* _SHORT TASK_: Copy all of the rows below verbatim, but leave the pictures out.

* _SOURCE DATA_:
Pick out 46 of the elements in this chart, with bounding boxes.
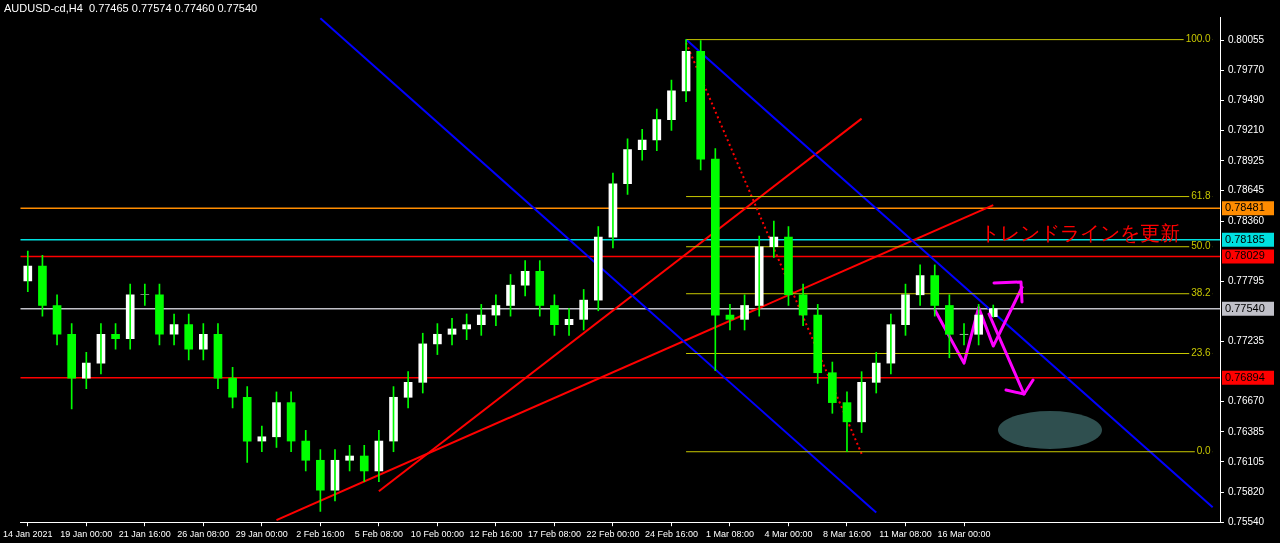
y-tick-label: 0.79210 — [1228, 124, 1265, 136]
x-tick-label: 14 Jan 2021 — [3, 529, 53, 540]
x-tick-label: 5 Feb 08:00 — [354, 529, 403, 540]
y-tick-label: 0.78360 — [1228, 214, 1265, 226]
y-tick-label: 0.78925 — [1228, 154, 1265, 166]
y-tick-label: 0.76670 — [1228, 395, 1265, 407]
series-label: 100.0 — [1185, 33, 1212, 45]
ref-line-label: 0.76894 — [1225, 370, 1265, 383]
y-tick-label: 0.80055 — [1228, 33, 1265, 45]
x-tick-label: 2 Feb 16:00 — [296, 529, 345, 540]
x-tick-label: 26 Jan 08:00 — [177, 529, 230, 540]
x-tick-label: 19 Jan 00:00 — [60, 529, 113, 540]
series-label: 61.8 — [1191, 190, 1212, 202]
x-tick-label: 11 Mar 08:00 — [879, 529, 932, 540]
candlestick — [959, 323, 969, 346]
series-label: 23.6 — [1191, 347, 1212, 359]
series-label: 38.2 — [1191, 287, 1212, 299]
ref-line-label: 0.78029 — [1225, 249, 1265, 262]
x-tick-label: 22 Feb 00:00 — [586, 529, 640, 540]
candlestick — [140, 283, 150, 306]
x-tick-label: 10 Feb 00:00 — [410, 529, 464, 540]
y-tick-label: 0.75540 — [1228, 515, 1265, 527]
x-tick-label: 21 Jan 16:00 — [118, 529, 171, 540]
ref-line-label: 0.78185 — [1225, 232, 1265, 245]
x-tick-label: 12 Feb 16:00 — [469, 529, 523, 540]
ref-line-label: 0.77540 — [1225, 301, 1265, 314]
y-tick-label: 0.76105 — [1228, 455, 1265, 467]
ref-line-label: 0.78481 — [1225, 201, 1265, 214]
y-tick-label: 0.79770 — [1228, 64, 1265, 76]
series-label: 50.0 — [1191, 240, 1212, 252]
x-tick-label: 17 Feb 08:00 — [527, 529, 581, 540]
series-label: 0.0 — [1196, 445, 1212, 457]
x-tick-label: 24 Feb 16:00 — [644, 529, 698, 540]
y-tick-label: 0.77795 — [1228, 275, 1265, 287]
x-tick-label: 1 Mar 08:00 — [705, 529, 754, 540]
y-tick-label: 0.75820 — [1228, 486, 1265, 498]
y-tick-label: 0.78645 — [1228, 184, 1265, 196]
x-tick-label: 4 Mar 00:00 — [764, 529, 813, 540]
x-tick-label: 29 Jan 00:00 — [235, 529, 288, 540]
x-tick-label: 8 Mar 16:00 — [822, 529, 871, 540]
annotation: トレンドラインを更新 — [980, 221, 1181, 244]
y-tick-label: 0.77235 — [1228, 334, 1265, 346]
chart-title: AUDUSD-cd,H4 0.77465 0.77574 0.77460 0.77540 — [4, 1, 258, 14]
y-tick-label: 0.76385 — [1228, 425, 1265, 437]
x-tick-label: 16 Mar 00:00 — [937, 529, 991, 540]
y-tick-label: 0.79490 — [1228, 94, 1265, 106]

* _WORKED SOLUTION_:
Pick out 46 of the elements in this chart, with bounding boxes.
y-tick-label: 0.79210 — [1228, 124, 1265, 136]
x-tick-label: 14 Jan 2021 — [3, 529, 53, 540]
x-tick-label: 5 Feb 08:00 — [354, 529, 403, 540]
y-tick-label: 0.78360 — [1228, 214, 1265, 226]
y-tick-label: 0.78925 — [1228, 154, 1265, 166]
y-tick-label: 0.76670 — [1228, 395, 1265, 407]
series-label: 100.0 — [1185, 33, 1212, 45]
ref-line-label: 0.76894 — [1225, 370, 1265, 383]
y-tick-label: 0.80055 — [1228, 33, 1265, 45]
x-tick-label: 2 Feb 16:00 — [296, 529, 345, 540]
x-tick-label: 26 Jan 08:00 — [177, 529, 230, 540]
x-tick-label: 19 Jan 00:00 — [60, 529, 113, 540]
series-label: 61.8 — [1191, 190, 1212, 202]
x-tick-label: 11 Mar 08:00 — [879, 529, 932, 540]
candlestick — [959, 323, 969, 346]
series-label: 23.6 — [1191, 347, 1212, 359]
series-label: 38.2 — [1191, 287, 1212, 299]
ref-line-label: 0.78029 — [1225, 249, 1265, 262]
x-tick-label: 22 Feb 00:00 — [586, 529, 640, 540]
candlestick — [140, 283, 150, 306]
x-tick-label: 10 Feb 00:00 — [410, 529, 464, 540]
y-tick-label: 0.75540 — [1228, 515, 1265, 527]
x-tick-label: 21 Jan 16:00 — [118, 529, 171, 540]
ref-line-label: 0.78185 — [1225, 232, 1265, 245]
x-tick-label: 12 Feb 16:00 — [469, 529, 523, 540]
ref-line-label: 0.77540 — [1225, 301, 1265, 314]
y-tick-label: 0.76105 — [1228, 455, 1265, 467]
ref-line-label: 0.78481 — [1225, 201, 1265, 214]
y-tick-label: 0.79770 — [1228, 64, 1265, 76]
series-label: 50.0 — [1191, 240, 1212, 252]
x-tick-label: 17 Feb 08:00 — [527, 529, 581, 540]
series-label: 0.0 — [1196, 445, 1212, 457]
x-tick-label: 24 Feb 16:00 — [644, 529, 698, 540]
y-tick-label: 0.77795 — [1228, 275, 1265, 287]
x-tick-label: 1 Mar 08:00 — [705, 529, 754, 540]
y-tick-label: 0.75820 — [1228, 486, 1265, 498]
y-tick-label: 0.78645 — [1228, 184, 1265, 196]
x-tick-label: 4 Mar 00:00 — [764, 529, 813, 540]
x-tick-label: 29 Jan 00:00 — [235, 529, 288, 540]
x-tick-label: 8 Mar 16:00 — [822, 529, 871, 540]
annotation: トレンドラインを更新 — [980, 221, 1181, 244]
y-tick-label: 0.77235 — [1228, 334, 1265, 346]
chart-title: AUDUSD-cd,H4 0.77465 0.77574 0.77460 0.77540 — [4, 1, 258, 14]
y-tick-label: 0.76385 — [1228, 425, 1265, 437]
x-tick-label: 16 Mar 00:00 — [937, 529, 991, 540]
y-tick-label: 0.79490 — [1228, 94, 1265, 106]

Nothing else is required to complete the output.